◆ Written exercise
Skip all pictures, then print the remaining material exactly.

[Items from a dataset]
·····

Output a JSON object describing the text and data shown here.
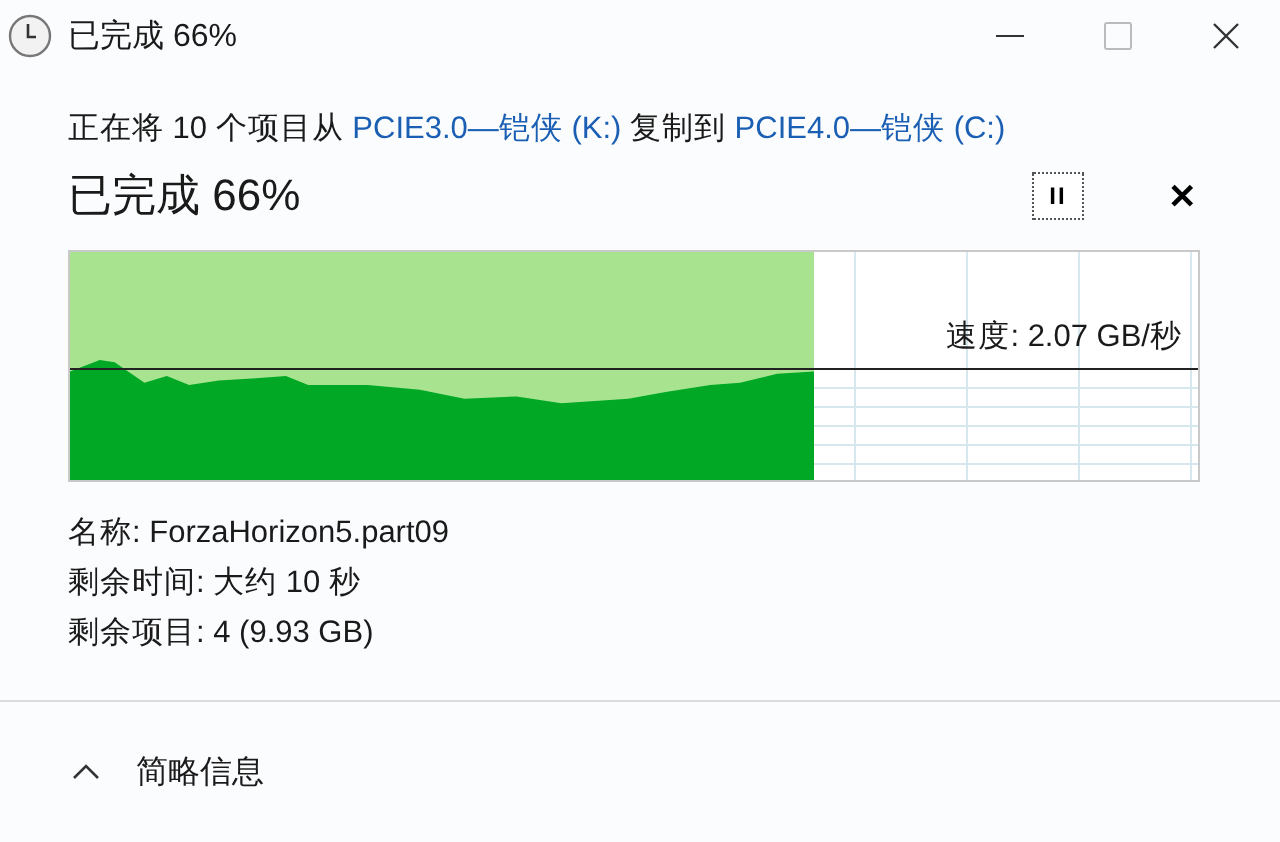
{
  "window": {
    "title": "已完成 66%"
  },
  "description": [
    {
      "kind": "text",
      "text": "正在将 10 个项目从 "
    },
    {
      "kind": "link",
      "text": "PCIE3.0—铠侠 (K:)"
    },
    {
      "kind": "text",
      "text": " 复制到 "
    },
    {
      "kind": "link",
      "text": "PCIE4.0—铠侠 (C:)"
    }
  ],
  "heading": "已完成 66%",
  "pause_button": {
    "label": "II"
  },
  "cancel_button": {
    "label": "✕"
  },
  "progress": {
    "level": 0.66,
    "speed": "速度: 2.07 GB/秒"
  },
  "details": [
    "名称: ForzaHorizon5.part09",
    "剩余时间: 大约 10 秒",
    "剩余项目: 4 (9.93 GB)"
  ],
  "footer": {
    "label": "简略信息",
    "expanded": true
  }
}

·····

◆ Written solution
Output a JSON object describing the text and data shown here.
{
  "window": {
    "title": "已完成 66%"
  },
  "description": [
    {
      "kind": "text",
      "text": "正在将 10 个项目从 "
    },
    {
      "kind": "link",
      "text": "PCIE3.0—铠侠 (K:)"
    },
    {
      "kind": "text",
      "text": " 复制到 "
    },
    {
      "kind": "link",
      "text": "PCIE4.0—铠侠 (C:)"
    }
  ],
  "heading": "已完成 66%",
  "pause_button": {
    "label": "II"
  },
  "cancel_button": {
    "label": "✕"
  },
  "progress": {
    "level": 0.66,
    "speed": "速度: 2.07 GB/秒"
  },
  "details": [
    "名称: ForzaHorizon5.part09",
    "剩余时间: 大约 10 秒",
    "剩余项目: 4 (9.93 GB)"
  ],
  "footer": {
    "label": "简略信息",
    "expanded": true
  }
}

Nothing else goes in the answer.